# EXERCISE AIM
Reproduce the listing below word for word, with no pictures.

# Collected data entries

++++++++++

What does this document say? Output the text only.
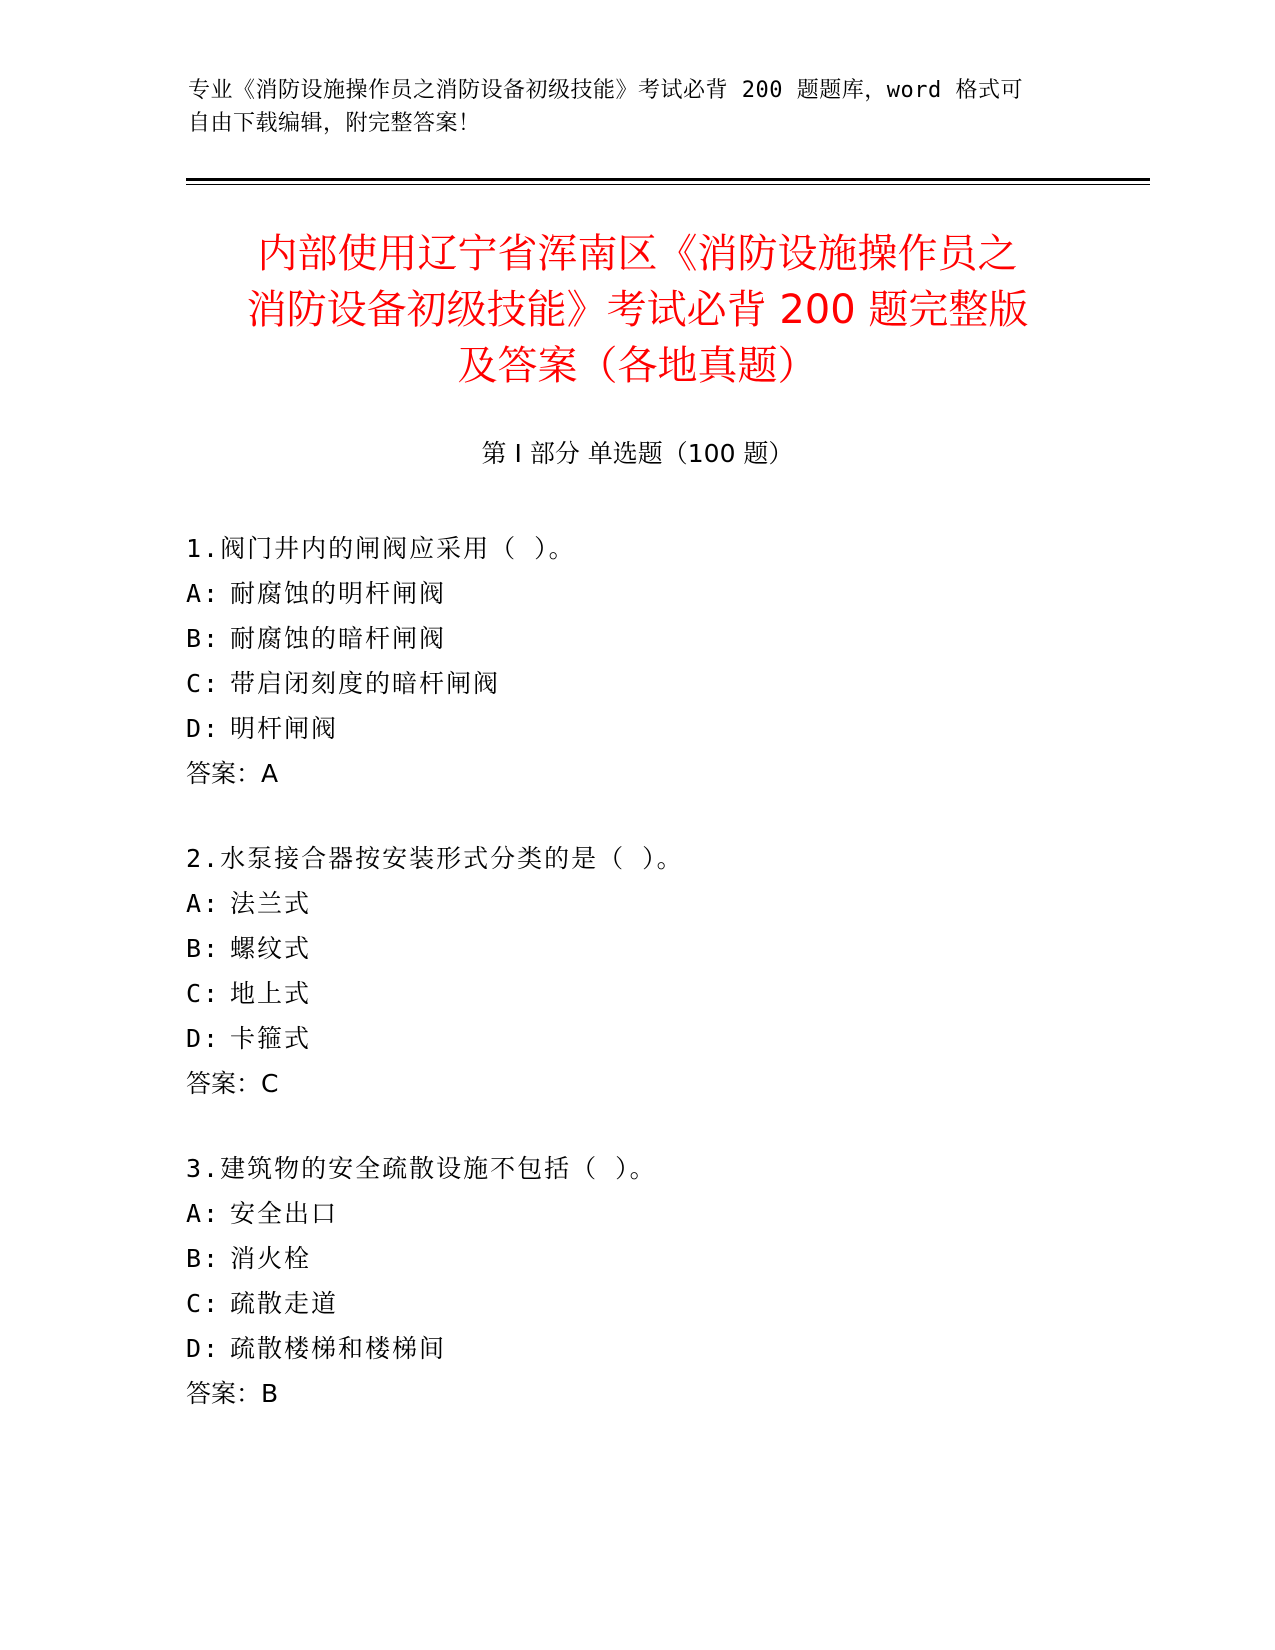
专业《消防设施操作员之消防设备初级技能》考试必背 200 题题库，word 格式可
自由下载编辑，附完整答案！
内部使用辽宁省浑南区《消防设施操作员之
消防设备初级技能》考试必背 200 题完整版
及答案（各地真题）
第 I 部分 单选题（100 题）
1.阀门井内的闸阀应采用（ ）。
A: 耐腐蚀的明杆闸阀
B: 耐腐蚀的暗杆闸阀
C: 带启闭刻度的暗杆闸阀
D: 明杆闸阀
答案：A
2.水泵接合器按安装形式分类的是（ ）。
A: 法兰式
B: 螺纹式
C: 地上式
D: 卡箍式
答案：C
3.建筑物的安全疏散设施不包括（ ）。
A: 安全出口
B: 消火栓
C: 疏散走道
D: 疏散楼梯和楼梯间
答案：B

++++++++++

# RESULT OF THIS TASK
What does this document say? Output the text only.
专业《消防设施操作员之消防设备初级技能》考试必背 200 题题库，word 格式可
自由下载编辑，附完整答案！
内部使用辽宁省浑南区《消防设施操作员之
消防设备初级技能》考试必背 200 题完整版
及答案（各地真题）
第 I 部分 单选题（100 题）
1.阀门井内的闸阀应采用（ ）。
A: 耐腐蚀的明杆闸阀
B: 耐腐蚀的暗杆闸阀
C: 带启闭刻度的暗杆闸阀
D: 明杆闸阀
答案：A
2.水泵接合器按安装形式分类的是（ ）。
A: 法兰式
B: 螺纹式
C: 地上式
D: 卡箍式
答案：C
3.建筑物的安全疏散设施不包括（ ）。
A: 安全出口
B: 消火栓
C: 疏散走道
D: 疏散楼梯和楼梯间
答案：B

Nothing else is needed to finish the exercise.